Records excerpted from a collection
.....
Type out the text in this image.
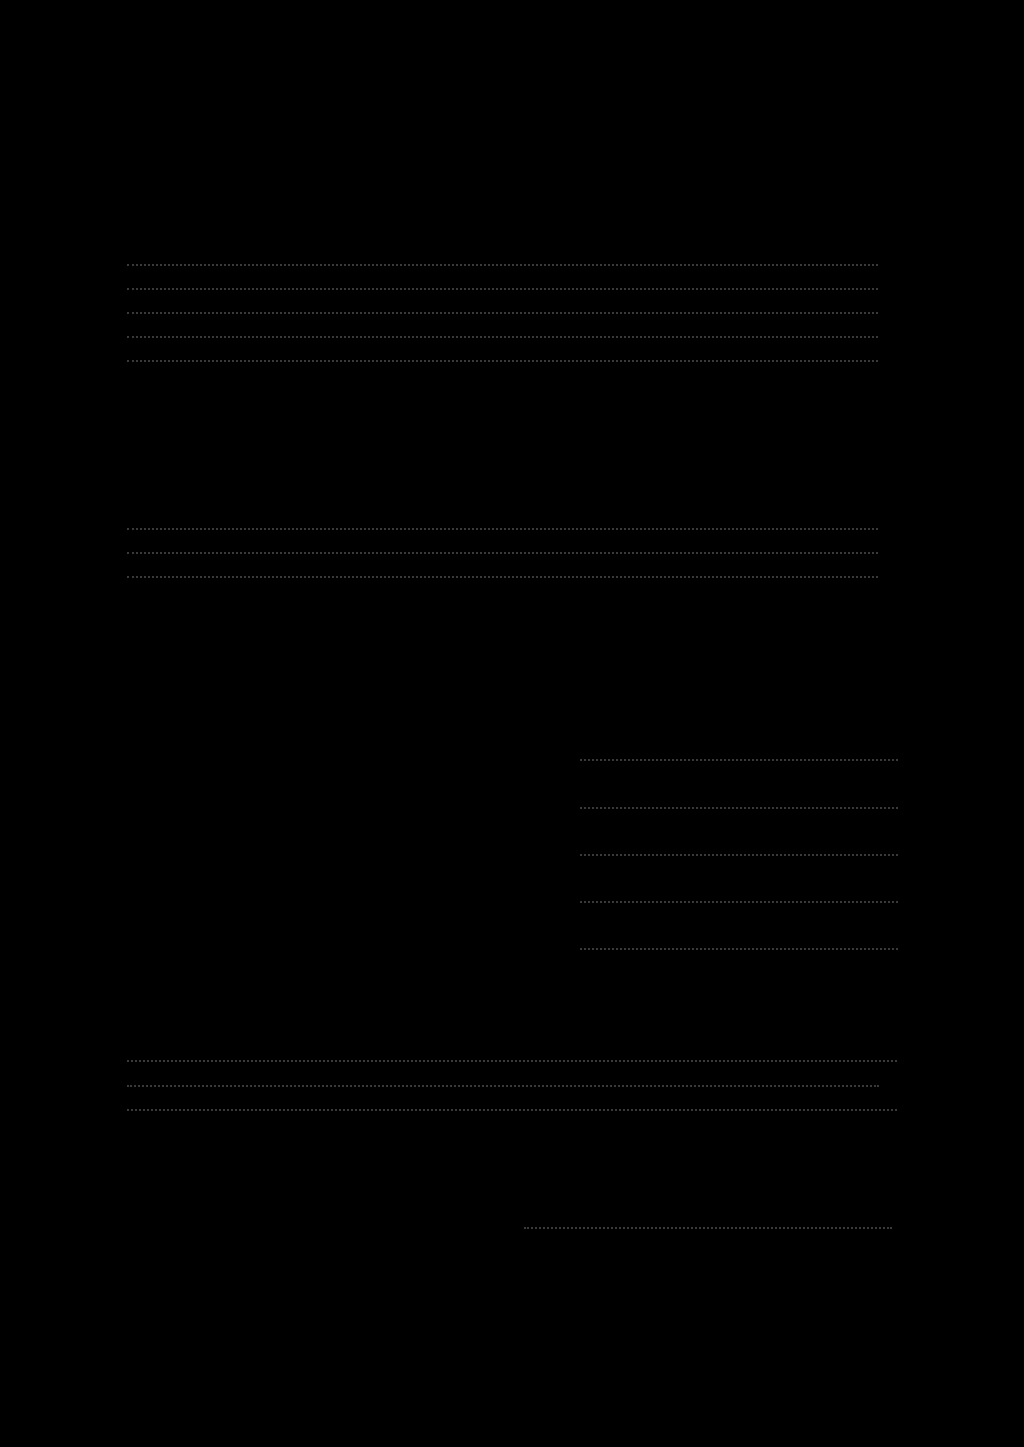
Oferta uzyskała pozytywną ocenę merytoryczną i została zakwalifikowana do Programu*),
Oferta wymaga korekty / uzupełnienia / wyjaśnienia*)
Oferta uzyskała negatywną ocenę merytoryczną i nie została zakwalifikowana do Programu*)
Przyczyna odrzucenia:
*) niepotrzebne skreślić
Wrocław, dnia………………………
1)
2)
3)
4)
5)
Podpisy członków Komisji sporządzających ocenę
Uwagi dotyczące korekty, uzupełnienia lub wyjaśnienia informacji zawartych w ofercie lub
załącznikach:
Data i podpis osoby prowadzącej postępowanie
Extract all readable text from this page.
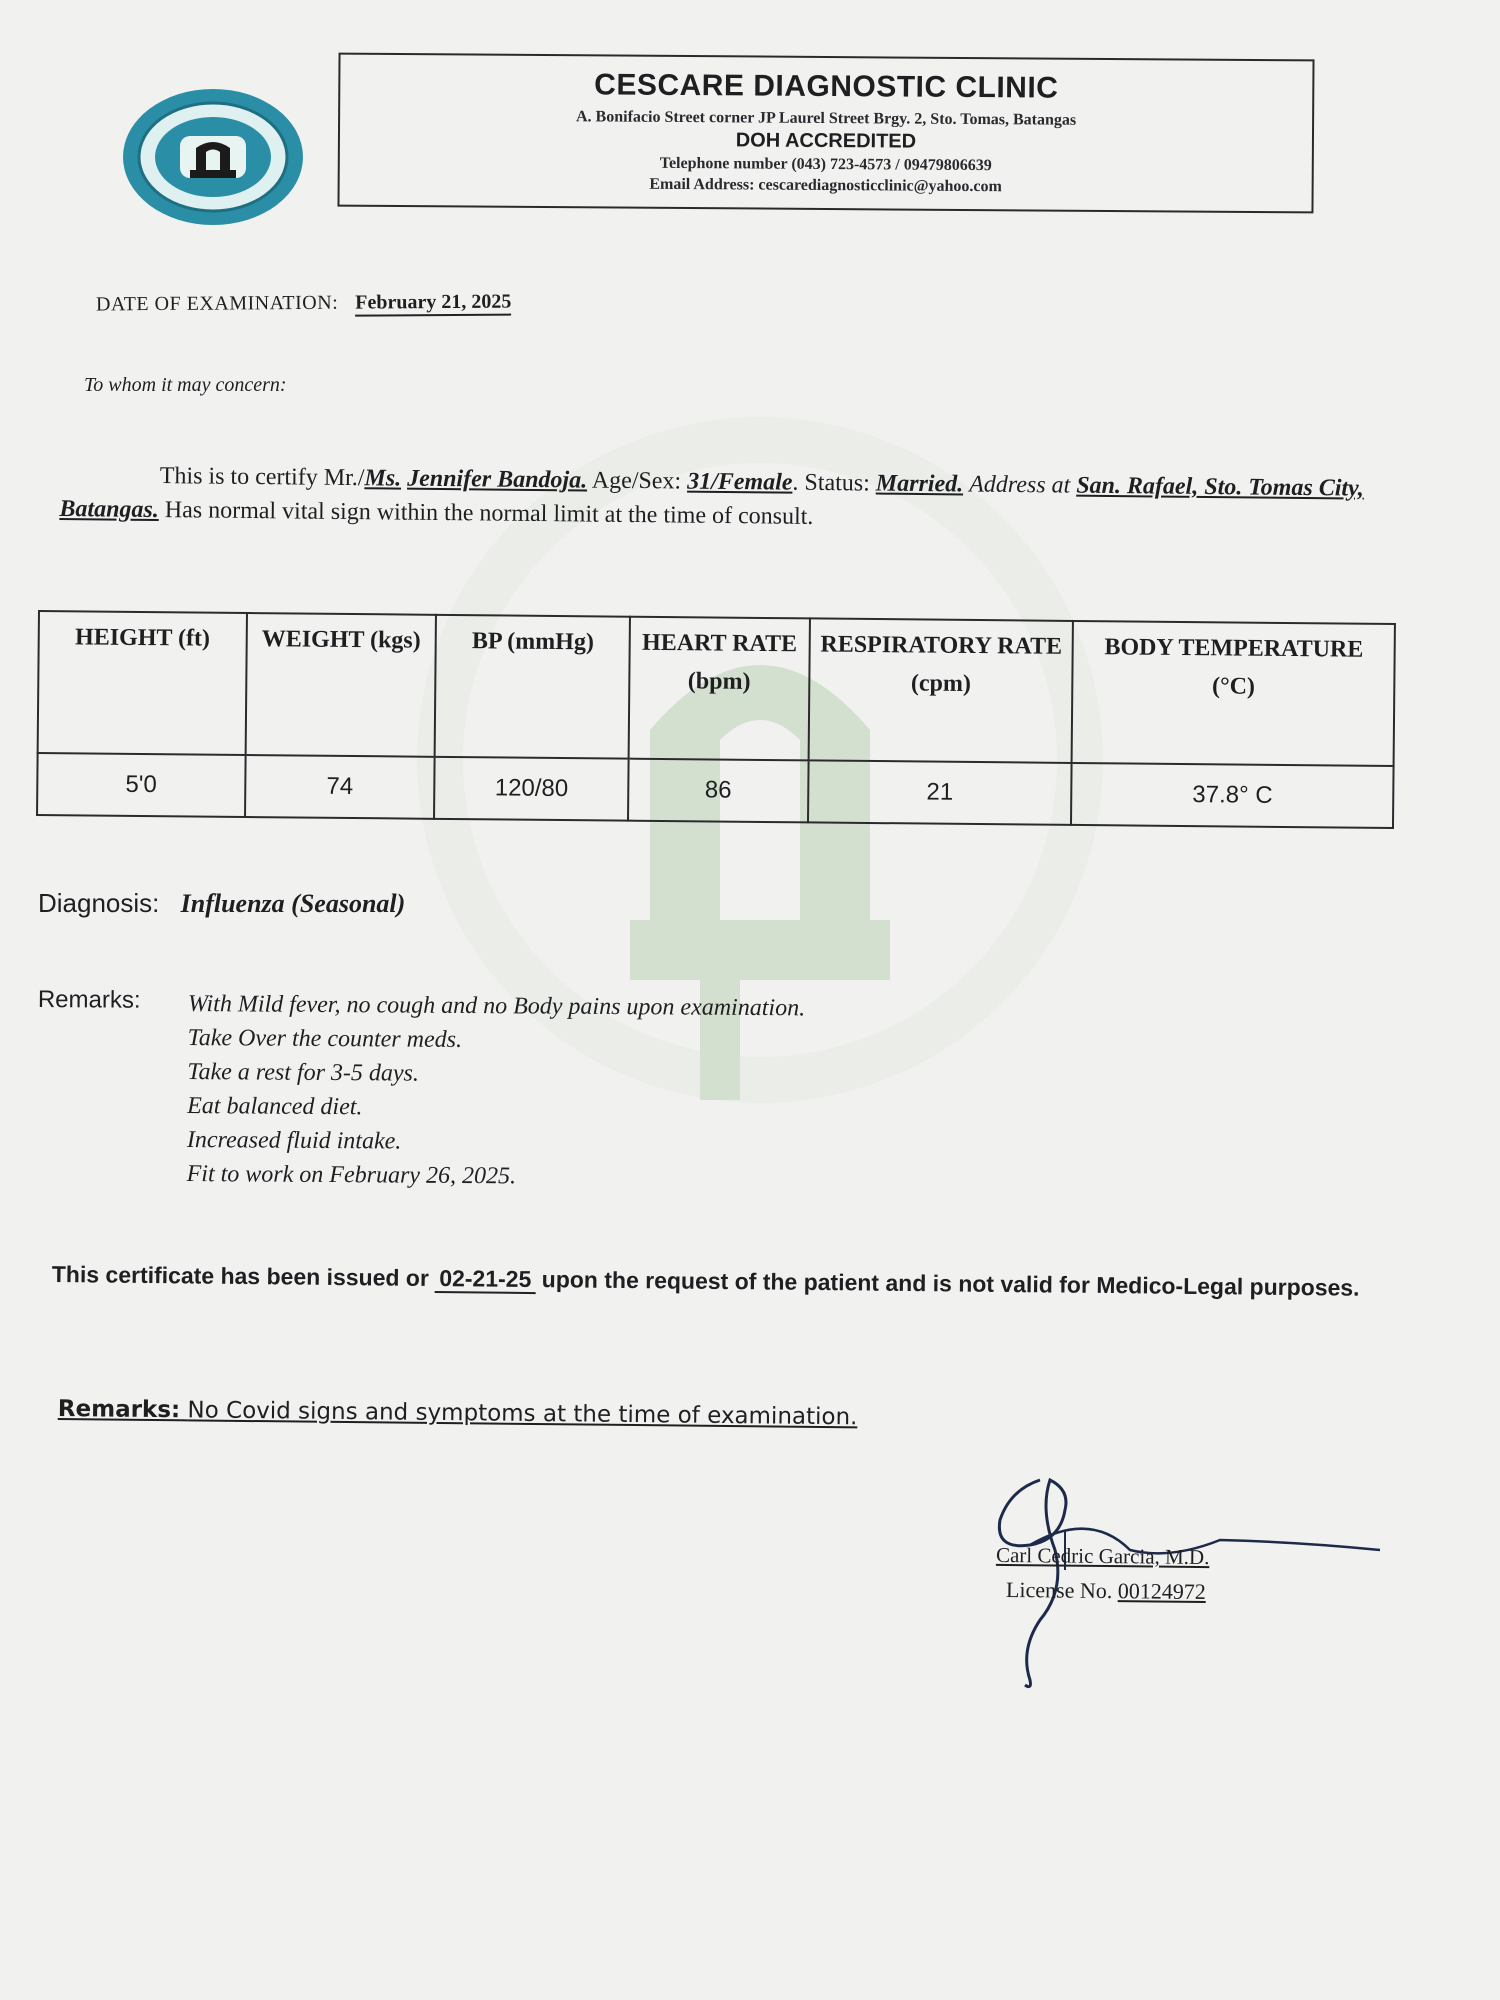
CESCARE DIAGNOSTIC CLINIC
A. Bonifacio Street corner JP Laurel Street Brgy. 2, Sto. Tomas, Batangas
DOH ACCREDITED
Telephone number (043) 723-4573 / 09479806639
Email Address: cescarediagnosticclinic@yahoo.com
DATE OF EXAMINATION: February 21, 2025
To whom it may concern:
This is to certify Mr./Ms. Jennifer Bandoja. Age/Sex: 31/Female. Status: Married. Address at San. Rafael, Sto. Tomas City, Batangas. Has normal vital sign within the normal limit at the time of consult.
HEIGHT (ft)	WEIGHT (kgs)	BP (mmHg)	HEART RATE (bpm)	RESPIRATORY RATE (cpm)	BODY TEMPERATURE (°C)
5'0	74	120/80	86	21	37.8° C
Diagnosis: Influenza (Seasonal)
Remarks:	With Mild fever, no cough and no Body pains upon examination.
Take Over the counter meds.
Take a rest for 3-5 days.
Eat balanced diet.
Increased fluid intake.
Fit to work on February 26, 2025.
This certificate has been issued or 02-21-25 upon the request of the patient and is not valid for Medico-Legal purposes.
Remarks: No Covid signs and symptoms at the time of examination.
Carl Cedric Garcia, M.D.
License No. 00124972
.....
- What this task involves
All preceding records should be duplicated verbatim, images excepted.

- Task response
Type out the text in this image.
Oferta uzyskała pozytywną ocenę merytoryczną i została zakwalifikowana do Programu*),
Oferta wymaga korekty / uzupełnienia / wyjaśnienia*)
Oferta uzyskała negatywną ocenę merytoryczną i nie została zakwalifikowana do Programu*)
Przyczyna odrzucenia:
*) niepotrzebne skreślić
Wrocław, dnia………………………
1)
2)
3)
4)
5)
Podpisy członków Komisji sporządzających ocenę
Uwagi dotyczące korekty, uzupełnienia lub wyjaśnienia informacji zawartych w ofercie lub
załącznikach:
Data i podpis osoby prowadzącej postępowanie
Extract all readable text from this page.
CESCARE DIAGNOSTIC CLINIC
A. Bonifacio Street corner JP Laurel Street Brgy. 2, Sto. Tomas, Batangas
DOH ACCREDITED
Telephone number (043) 723-4573 / 09479806639
Email Address: cescarediagnosticclinic@yahoo.com
DATE OF EXAMINATION: February 21, 2025
To whom it may concern:
This is to certify Mr./Ms. Jennifer Bandoja. Age/Sex: 31/Female. Status: Married. Address at San. Rafael, Sto. Tomas City, Batangas. Has normal vital sign within the normal limit at the time of consult.
HEIGHT (ft)	WEIGHT (kgs)	BP (mmHg)	HEART RATE (bpm)	RESPIRATORY RATE (cpm)	BODY TEMPERATURE (°C)
5'0	74	120/80	86	21	37.8° C
Diagnosis: Influenza (Seasonal)
Remarks:	With Mild fever, no cough and no Body pains upon examination.
Take Over the counter meds.
Take a rest for 3-5 days.
Eat balanced diet.
Increased fluid intake.
Fit to work on February 26, 2025.
This certificate has been issued or 02-21-25 upon the request of the patient and is not valid for Medico-Legal purposes.
Remarks: No Covid signs and symptoms at the time of examination.
Carl Cedric Garcia, M.D.
License No. 00124972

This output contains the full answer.